What the task requires: Write out all of the data without omission, exactly as shown.

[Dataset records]
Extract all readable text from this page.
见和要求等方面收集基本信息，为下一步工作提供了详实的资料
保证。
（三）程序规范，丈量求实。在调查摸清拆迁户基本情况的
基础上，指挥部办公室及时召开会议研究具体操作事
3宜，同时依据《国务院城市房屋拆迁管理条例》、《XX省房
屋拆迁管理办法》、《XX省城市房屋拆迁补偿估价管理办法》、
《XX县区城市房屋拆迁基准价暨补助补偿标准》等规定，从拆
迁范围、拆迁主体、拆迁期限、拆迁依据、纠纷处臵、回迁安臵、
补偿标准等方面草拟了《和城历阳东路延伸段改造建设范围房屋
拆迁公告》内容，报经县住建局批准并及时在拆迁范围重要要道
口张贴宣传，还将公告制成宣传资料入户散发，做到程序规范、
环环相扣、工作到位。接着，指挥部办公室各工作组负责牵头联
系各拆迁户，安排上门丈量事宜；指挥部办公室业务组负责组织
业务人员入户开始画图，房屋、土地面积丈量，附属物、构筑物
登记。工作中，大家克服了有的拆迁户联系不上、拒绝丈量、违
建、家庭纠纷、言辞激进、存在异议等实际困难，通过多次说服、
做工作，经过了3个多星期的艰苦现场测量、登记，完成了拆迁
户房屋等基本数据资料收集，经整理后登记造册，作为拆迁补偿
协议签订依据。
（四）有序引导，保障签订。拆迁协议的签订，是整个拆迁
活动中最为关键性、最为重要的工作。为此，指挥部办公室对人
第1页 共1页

Written answer:
Extract all readable text from this page.
见和要求等方面收集基本信息，为下一步工作提供了详实的资料
保证。
（三）程序规范，丈量求实。在调查摸清拆迁户基本情况的
基础上，指挥部办公室及时召开会议研究具体操作事
3宜，同时依据《国务院城市房屋拆迁管理条例》、《XX省房
屋拆迁管理办法》、《XX省城市房屋拆迁补偿估价管理办法》、
《XX县区城市房屋拆迁基准价暨补助补偿标准》等规定，从拆
迁范围、拆迁主体、拆迁期限、拆迁依据、纠纷处臵、回迁安臵、
补偿标准等方面草拟了《和城历阳东路延伸段改造建设范围房屋
拆迁公告》内容，报经县住建局批准并及时在拆迁范围重要要道
口张贴宣传，还将公告制成宣传资料入户散发，做到程序规范、
环环相扣、工作到位。接着，指挥部办公室各工作组负责牵头联
系各拆迁户，安排上门丈量事宜；指挥部办公室业务组负责组织
业务人员入户开始画图，房屋、土地面积丈量，附属物、构筑物
登记。工作中，大家克服了有的拆迁户联系不上、拒绝丈量、违
建、家庭纠纷、言辞激进、存在异议等实际困难，通过多次说服、
做工作，经过了3个多星期的艰苦现场测量、登记，完成了拆迁
户房屋等基本数据资料收集，经整理后登记造册，作为拆迁补偿
协议签订依据。
（四）有序引导，保障签订。拆迁协议的签订，是整个拆迁
活动中最为关键性、最为重要的工作。为此，指挥部办公室对人
第1页 共1页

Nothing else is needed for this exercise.